Each line that holds the word "participants" counts once; report the total and nothing else.

---------- Data section ----------

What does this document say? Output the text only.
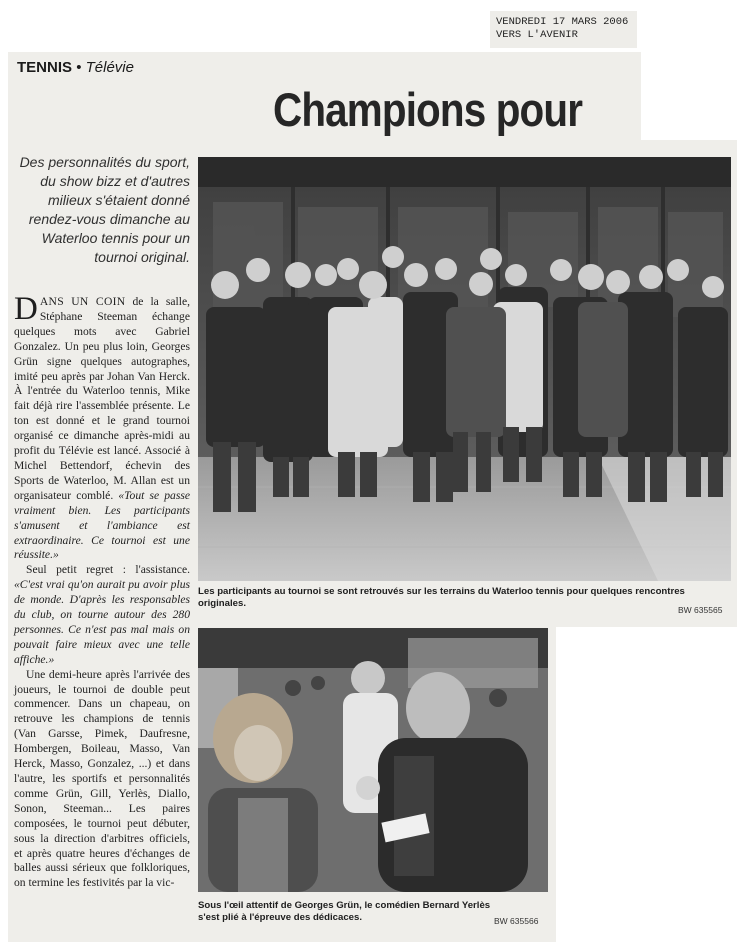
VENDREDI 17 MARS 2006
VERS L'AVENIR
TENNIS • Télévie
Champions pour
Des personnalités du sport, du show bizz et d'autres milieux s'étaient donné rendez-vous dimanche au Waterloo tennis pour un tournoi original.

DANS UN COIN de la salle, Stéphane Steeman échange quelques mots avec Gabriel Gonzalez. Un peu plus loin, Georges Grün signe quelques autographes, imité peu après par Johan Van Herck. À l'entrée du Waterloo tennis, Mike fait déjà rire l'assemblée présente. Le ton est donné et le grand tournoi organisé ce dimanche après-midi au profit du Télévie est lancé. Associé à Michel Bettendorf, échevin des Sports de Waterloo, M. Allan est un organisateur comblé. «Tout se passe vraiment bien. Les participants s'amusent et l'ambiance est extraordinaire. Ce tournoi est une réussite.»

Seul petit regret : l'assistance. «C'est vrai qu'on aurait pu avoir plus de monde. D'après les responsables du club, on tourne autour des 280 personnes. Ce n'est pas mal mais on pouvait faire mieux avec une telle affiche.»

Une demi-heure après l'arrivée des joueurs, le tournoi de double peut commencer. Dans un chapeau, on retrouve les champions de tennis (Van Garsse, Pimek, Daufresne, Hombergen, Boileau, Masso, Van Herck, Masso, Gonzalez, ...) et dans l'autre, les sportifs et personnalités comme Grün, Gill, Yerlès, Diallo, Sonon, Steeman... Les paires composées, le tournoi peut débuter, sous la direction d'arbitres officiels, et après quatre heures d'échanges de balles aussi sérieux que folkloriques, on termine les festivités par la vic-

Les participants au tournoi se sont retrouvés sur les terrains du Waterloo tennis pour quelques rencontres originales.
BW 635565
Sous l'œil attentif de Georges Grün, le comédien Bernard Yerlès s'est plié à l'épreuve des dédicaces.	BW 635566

----------

> **Answer in full**:
2